— start —
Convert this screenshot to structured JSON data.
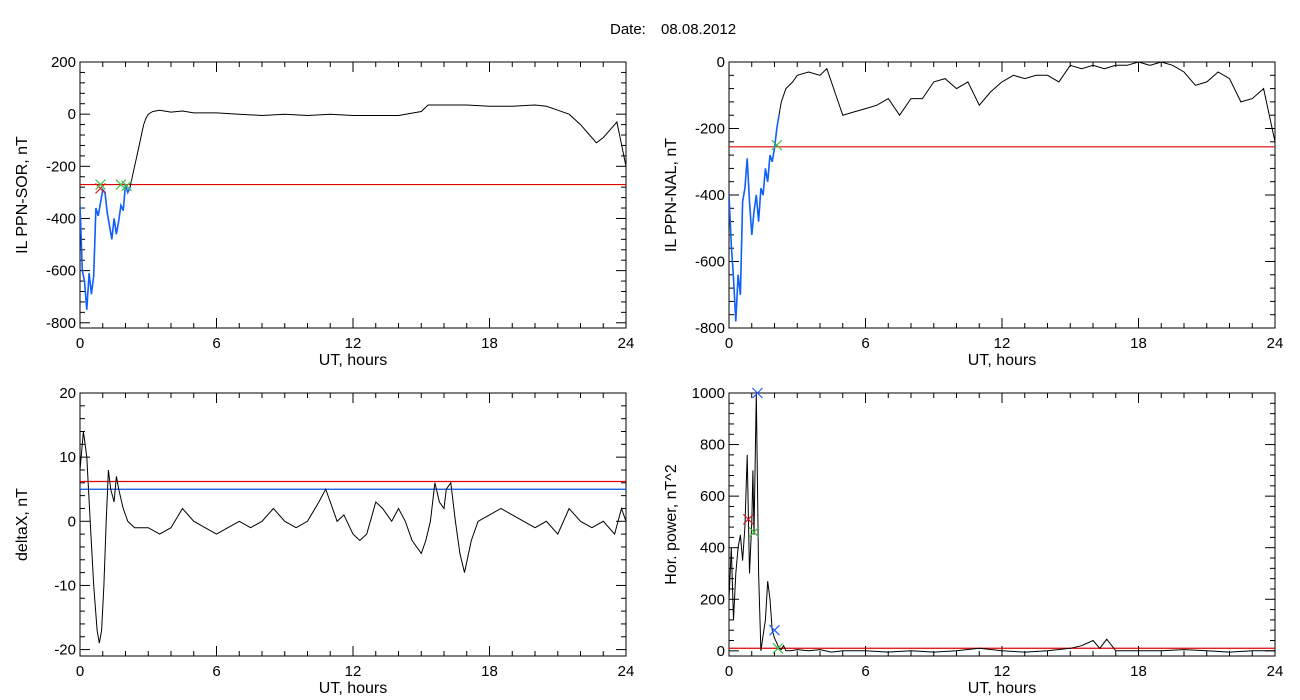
{
  "figure": {
    "title_label": "Date:",
    "title_value": "08.08.2012"
  },
  "colors": {
    "trace": "#000000",
    "threshold_red": "#e00000",
    "threshold_blue": "#0050e0",
    "highlight_blue": "#1060ff",
    "marker_green": "#40c040",
    "marker_red": "#d02020",
    "marker_blue": "#2060ff"
  },
  "chart_data": [
    {
      "type": "line",
      "xlabel": "UT, hours",
      "ylabel": "IL PPN-SOR, nT",
      "xlim": [
        0,
        24
      ],
      "ylim": [
        -820,
        200
      ],
      "xticks": [
        0,
        6,
        12,
        18,
        24
      ],
      "yticks": [
        -800,
        -600,
        -400,
        -200,
        0,
        200
      ],
      "thresholds": [
        {
          "color": "red",
          "y": -270
        }
      ],
      "series": [
        {
          "x": [
            0,
            0.1,
            0.2,
            0.3,
            0.4,
            0.5,
            0.6,
            0.7,
            0.8,
            0.9,
            1.0,
            1.1,
            1.2,
            1.3,
            1.4,
            1.5,
            1.6,
            1.7,
            1.8,
            1.9,
            2.0,
            2.1,
            2.2,
            2.3,
            2.4,
            2.5,
            2.6,
            2.7,
            2.8,
            2.9,
            3.0,
            3.2,
            3.5,
            4,
            4.5,
            5,
            6,
            7,
            8,
            9,
            10,
            11,
            12,
            13,
            14,
            15,
            15.3,
            16,
            17,
            18,
            19,
            20,
            20.5,
            21,
            21.5,
            22,
            22.4,
            22.7,
            23,
            23.3,
            23.6,
            24
          ],
          "y": [
            -350,
            -600,
            -640,
            -750,
            -610,
            -690,
            -620,
            -360,
            -390,
            -340,
            -290,
            -300,
            -380,
            -430,
            -480,
            -400,
            -460,
            -410,
            -350,
            -370,
            -270,
            -300,
            -280,
            -240,
            -200,
            -160,
            -120,
            -80,
            -40,
            -15,
            0,
            10,
            15,
            8,
            12,
            5,
            5,
            0,
            -5,
            0,
            -5,
            0,
            -5,
            -5,
            -5,
            10,
            35,
            35,
            35,
            30,
            30,
            35,
            30,
            15,
            0,
            -40,
            -80,
            -110,
            -90,
            -60,
            -30,
            -200
          ]
        }
      ],
      "highlight": {
        "x0": 0,
        "x1": 2.2,
        "color": "blue"
      },
      "markers": [
        {
          "x": 0.9,
          "y": -285,
          "color": "red"
        },
        {
          "x": 0.9,
          "y": -270,
          "color": "green"
        },
        {
          "x": 1.8,
          "y": -270,
          "color": "green"
        },
        {
          "x": 2.05,
          "y": -275,
          "color": "green"
        }
      ]
    },
    {
      "type": "line",
      "xlabel": "UT, hours",
      "ylabel": "IL PPN-NAL, nT",
      "xlim": [
        0,
        24
      ],
      "ylim": [
        -800,
        0
      ],
      "xticks": [
        0,
        6,
        12,
        18,
        24
      ],
      "yticks": [
        -800,
        -600,
        -400,
        -200,
        0
      ],
      "thresholds": [
        {
          "color": "red",
          "y": -255
        }
      ],
      "series": [
        {
          "x": [
            0,
            0.1,
            0.2,
            0.3,
            0.4,
            0.5,
            0.6,
            0.7,
            0.8,
            0.9,
            1.0,
            1.1,
            1.2,
            1.3,
            1.4,
            1.5,
            1.6,
            1.7,
            1.8,
            1.9,
            2.0,
            2.1,
            2.2,
            2.3,
            2.5,
            2.8,
            3,
            3.5,
            4,
            4.3,
            4.5,
            4.8,
            5,
            5.5,
            6,
            6.5,
            7,
            7.5,
            8,
            8.5,
            9,
            9.5,
            10,
            10.5,
            11,
            11.5,
            12,
            12.5,
            13,
            13.5,
            14,
            14.5,
            15,
            15.5,
            16,
            16.5,
            17,
            17.5,
            18,
            18.5,
            19,
            19.5,
            20,
            20.5,
            21,
            21.5,
            22,
            22.5,
            23,
            23.5,
            24
          ],
          "y": [
            -400,
            -550,
            -650,
            -780,
            -640,
            -700,
            -420,
            -380,
            -290,
            -420,
            -520,
            -450,
            -400,
            -480,
            -380,
            -400,
            -320,
            -360,
            -280,
            -300,
            -260,
            -200,
            -160,
            -120,
            -80,
            -60,
            -40,
            -30,
            -40,
            -20,
            -60,
            -120,
            -160,
            -150,
            -140,
            -130,
            -110,
            -160,
            -110,
            -110,
            -60,
            -50,
            -80,
            -60,
            -130,
            -90,
            -60,
            -40,
            -50,
            -40,
            -40,
            -60,
            -10,
            -20,
            -10,
            -20,
            -10,
            -10,
            0,
            -10,
            0,
            -10,
            -30,
            -70,
            -60,
            -30,
            -50,
            -120,
            -110,
            -80,
            -240
          ]
        }
      ],
      "highlight": {
        "x0": 0,
        "x1": 2.2,
        "color": "blue"
      },
      "markers": [
        {
          "x": 2.1,
          "y": -250,
          "color": "green"
        }
      ]
    },
    {
      "type": "line",
      "xlabel": "UT, hours",
      "ylabel": "deltaX, nT",
      "xlim": [
        0,
        24
      ],
      "ylim": [
        -21,
        20
      ],
      "xticks": [
        0,
        6,
        12,
        18,
        24
      ],
      "yticks": [
        -20,
        -10,
        0,
        10,
        20
      ],
      "thresholds": [
        {
          "color": "red",
          "y": 6.2
        },
        {
          "color": "blue",
          "y": 5.0
        }
      ],
      "series": [
        {
          "x": [
            0,
            0.15,
            0.3,
            0.45,
            0.6,
            0.75,
            0.85,
            0.95,
            1.05,
            1.15,
            1.25,
            1.35,
            1.5,
            1.6,
            1.7,
            1.9,
            2.1,
            2.4,
            3,
            3.5,
            4,
            4.5,
            5,
            5.5,
            6,
            6.5,
            7,
            7.5,
            8,
            8.5,
            9,
            9.5,
            10,
            10.5,
            10.8,
            11,
            11.3,
            11.6,
            12,
            12.3,
            12.6,
            13,
            13.3,
            13.7,
            14,
            14.3,
            14.6,
            15,
            15.2,
            15.4,
            15.6,
            15.8,
            16,
            16.1,
            16.3,
            16.5,
            16.7,
            16.9,
            17.2,
            17.5,
            18,
            18.5,
            19,
            19.5,
            20,
            20.5,
            21,
            21.5,
            22,
            22.5,
            23,
            23.5,
            23.8,
            24
          ],
          "y": [
            8,
            14,
            10,
            0,
            -10,
            -17,
            -19,
            -17,
            -10,
            0,
            8,
            5,
            3,
            7,
            5,
            2,
            0,
            -1,
            -1,
            -2,
            -1,
            2,
            0,
            -1,
            -2,
            -1,
            0,
            -1,
            0,
            2,
            0,
            -1,
            0,
            3,
            5,
            3,
            0,
            1,
            -2,
            -3,
            -2,
            3,
            2,
            0,
            2,
            0,
            -3,
            -5,
            -3,
            0,
            6,
            3,
            2,
            5,
            6,
            0,
            -5,
            -8,
            -3,
            0,
            1,
            2,
            1,
            0,
            -1,
            0,
            -2,
            2,
            0,
            -1,
            0,
            -2,
            2,
            0
          ]
        }
      ]
    },
    {
      "type": "line",
      "xlabel": "UT, hours",
      "ylabel": "Hor. power, nT^2",
      "xlim": [
        0,
        24
      ],
      "ylim": [
        -20,
        1000
      ],
      "xticks": [
        0,
        6,
        12,
        18,
        24
      ],
      "yticks": [
        0,
        200,
        400,
        600,
        800,
        1000
      ],
      "thresholds": [
        {
          "color": "red",
          "y": 10
        }
      ],
      "series": [
        {
          "x": [
            0,
            0.1,
            0.2,
            0.3,
            0.4,
            0.5,
            0.6,
            0.7,
            0.8,
            0.9,
            1.0,
            1.05,
            1.1,
            1.2,
            1.3,
            1.4,
            1.5,
            1.6,
            1.7,
            1.8,
            1.9,
            2.0,
            2.1,
            2.2,
            2.3,
            2.4,
            2.5,
            2.7,
            3,
            3.5,
            4,
            4.5,
            5,
            6,
            7,
            8,
            9,
            10,
            11,
            12,
            13,
            14,
            15,
            15.5,
            16,
            16.3,
            16.6,
            17,
            18,
            19,
            20,
            21,
            22,
            23,
            24
          ],
          "y": [
            200,
            400,
            120,
            300,
            400,
            450,
            350,
            480,
            760,
            300,
            500,
            700,
            450,
            1000,
            300,
            0,
            60,
            120,
            270,
            200,
            80,
            50,
            30,
            10,
            5,
            20,
            0,
            0,
            5,
            0,
            5,
            -5,
            0,
            0,
            -5,
            0,
            -5,
            0,
            10,
            0,
            -5,
            0,
            10,
            20,
            40,
            10,
            45,
            0,
            0,
            0,
            5,
            0,
            -5,
            0,
            0
          ]
        }
      ],
      "markers": [
        {
          "x": 0.85,
          "y": 510,
          "color": "red"
        },
        {
          "x": 1.1,
          "y": 460,
          "color": "green"
        },
        {
          "x": 1.25,
          "y": 1000,
          "color": "blue"
        },
        {
          "x": 2.0,
          "y": 80,
          "color": "blue"
        },
        {
          "x": 2.15,
          "y": 10,
          "color": "green"
        }
      ]
    }
  ]
}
— end —
● EXERCISE DIRECTIONS
All lines holding the word "ylabel" should be picked out and copied.

● SOLUTION
      "ylabel": "IL PPN-SOR, nT",
      "ylabel": "IL PPN-NAL, nT",
      "ylabel": "deltaX, nT",
      "ylabel": "Hor. power, nT^2",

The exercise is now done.